__RECORDS__:

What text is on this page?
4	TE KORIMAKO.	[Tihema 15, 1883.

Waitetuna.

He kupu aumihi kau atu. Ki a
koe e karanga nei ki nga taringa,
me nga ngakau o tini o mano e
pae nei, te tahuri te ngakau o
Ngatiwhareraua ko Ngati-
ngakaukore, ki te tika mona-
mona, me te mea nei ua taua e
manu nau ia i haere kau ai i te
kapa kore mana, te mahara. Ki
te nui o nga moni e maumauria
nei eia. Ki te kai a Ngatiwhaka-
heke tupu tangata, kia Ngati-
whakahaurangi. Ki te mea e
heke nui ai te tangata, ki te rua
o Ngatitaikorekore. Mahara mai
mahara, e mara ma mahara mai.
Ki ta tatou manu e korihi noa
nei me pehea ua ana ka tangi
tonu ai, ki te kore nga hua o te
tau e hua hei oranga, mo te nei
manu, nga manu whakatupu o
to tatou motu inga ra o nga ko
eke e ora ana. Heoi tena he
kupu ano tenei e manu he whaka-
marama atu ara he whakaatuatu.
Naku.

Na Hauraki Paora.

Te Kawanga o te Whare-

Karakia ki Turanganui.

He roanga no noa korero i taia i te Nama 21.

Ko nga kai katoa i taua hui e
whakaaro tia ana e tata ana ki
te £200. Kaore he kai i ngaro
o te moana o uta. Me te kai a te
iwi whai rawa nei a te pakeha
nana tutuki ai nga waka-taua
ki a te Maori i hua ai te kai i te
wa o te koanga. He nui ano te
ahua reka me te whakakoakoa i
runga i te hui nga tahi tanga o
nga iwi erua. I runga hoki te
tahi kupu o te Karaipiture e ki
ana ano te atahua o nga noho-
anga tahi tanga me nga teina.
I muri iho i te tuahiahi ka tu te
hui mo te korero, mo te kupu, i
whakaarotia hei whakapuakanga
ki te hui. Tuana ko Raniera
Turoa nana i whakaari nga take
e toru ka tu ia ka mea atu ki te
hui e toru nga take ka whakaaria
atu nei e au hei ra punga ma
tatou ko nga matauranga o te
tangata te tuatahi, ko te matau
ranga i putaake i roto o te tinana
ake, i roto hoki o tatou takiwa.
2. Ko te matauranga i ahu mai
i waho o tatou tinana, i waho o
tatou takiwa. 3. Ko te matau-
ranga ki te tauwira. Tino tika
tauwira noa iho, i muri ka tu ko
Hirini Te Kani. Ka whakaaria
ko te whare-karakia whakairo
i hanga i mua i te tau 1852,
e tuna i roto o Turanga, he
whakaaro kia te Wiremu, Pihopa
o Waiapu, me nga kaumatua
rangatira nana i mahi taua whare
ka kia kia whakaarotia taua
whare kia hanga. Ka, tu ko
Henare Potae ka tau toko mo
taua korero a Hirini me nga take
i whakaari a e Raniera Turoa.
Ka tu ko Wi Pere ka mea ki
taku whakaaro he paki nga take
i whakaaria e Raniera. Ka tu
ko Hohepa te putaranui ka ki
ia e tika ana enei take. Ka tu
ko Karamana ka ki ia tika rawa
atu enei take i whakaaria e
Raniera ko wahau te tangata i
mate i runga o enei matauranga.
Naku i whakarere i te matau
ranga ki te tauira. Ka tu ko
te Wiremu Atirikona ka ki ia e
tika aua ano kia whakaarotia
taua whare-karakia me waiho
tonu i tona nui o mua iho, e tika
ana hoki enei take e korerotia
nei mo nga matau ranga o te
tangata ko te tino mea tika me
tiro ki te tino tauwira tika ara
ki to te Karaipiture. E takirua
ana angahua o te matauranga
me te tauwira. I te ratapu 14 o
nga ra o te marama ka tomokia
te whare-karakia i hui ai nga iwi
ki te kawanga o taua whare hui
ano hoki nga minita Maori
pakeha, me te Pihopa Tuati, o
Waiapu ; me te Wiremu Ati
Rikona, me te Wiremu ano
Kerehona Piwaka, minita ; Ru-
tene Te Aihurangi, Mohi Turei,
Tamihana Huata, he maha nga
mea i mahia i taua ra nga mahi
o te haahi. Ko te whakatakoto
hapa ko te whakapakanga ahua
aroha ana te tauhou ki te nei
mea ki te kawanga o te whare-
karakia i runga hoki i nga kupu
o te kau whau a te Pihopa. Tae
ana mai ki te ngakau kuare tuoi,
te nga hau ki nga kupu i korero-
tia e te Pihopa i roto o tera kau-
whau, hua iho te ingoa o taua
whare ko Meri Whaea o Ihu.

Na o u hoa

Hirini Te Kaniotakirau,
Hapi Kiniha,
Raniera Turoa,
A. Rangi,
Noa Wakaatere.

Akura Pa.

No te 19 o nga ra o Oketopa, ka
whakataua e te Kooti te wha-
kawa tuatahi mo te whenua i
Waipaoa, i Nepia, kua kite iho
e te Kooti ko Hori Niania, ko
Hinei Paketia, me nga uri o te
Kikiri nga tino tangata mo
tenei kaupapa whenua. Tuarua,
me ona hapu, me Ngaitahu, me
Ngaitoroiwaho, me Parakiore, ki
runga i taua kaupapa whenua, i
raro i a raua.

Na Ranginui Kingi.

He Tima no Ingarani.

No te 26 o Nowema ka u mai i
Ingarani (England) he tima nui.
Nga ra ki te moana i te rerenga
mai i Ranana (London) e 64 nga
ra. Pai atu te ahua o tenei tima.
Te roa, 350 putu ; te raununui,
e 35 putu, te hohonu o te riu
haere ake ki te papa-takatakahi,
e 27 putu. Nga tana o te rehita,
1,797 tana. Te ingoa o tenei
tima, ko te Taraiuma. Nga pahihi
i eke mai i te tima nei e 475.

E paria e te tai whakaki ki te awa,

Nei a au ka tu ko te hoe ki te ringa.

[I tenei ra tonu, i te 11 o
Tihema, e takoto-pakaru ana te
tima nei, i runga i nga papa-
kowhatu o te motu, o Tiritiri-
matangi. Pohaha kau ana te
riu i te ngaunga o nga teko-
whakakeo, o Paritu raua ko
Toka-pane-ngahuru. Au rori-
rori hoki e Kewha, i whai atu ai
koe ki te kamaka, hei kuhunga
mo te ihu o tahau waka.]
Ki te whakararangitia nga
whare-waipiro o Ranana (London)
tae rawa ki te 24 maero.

__DIRECTIONS__: Where a line in the entries holds "pakeha", copy that line.

__EXERCISE RESPONSE__:
iwi whai rawa nei a te pakeha
pakeha, me te Pihopa Tuati, o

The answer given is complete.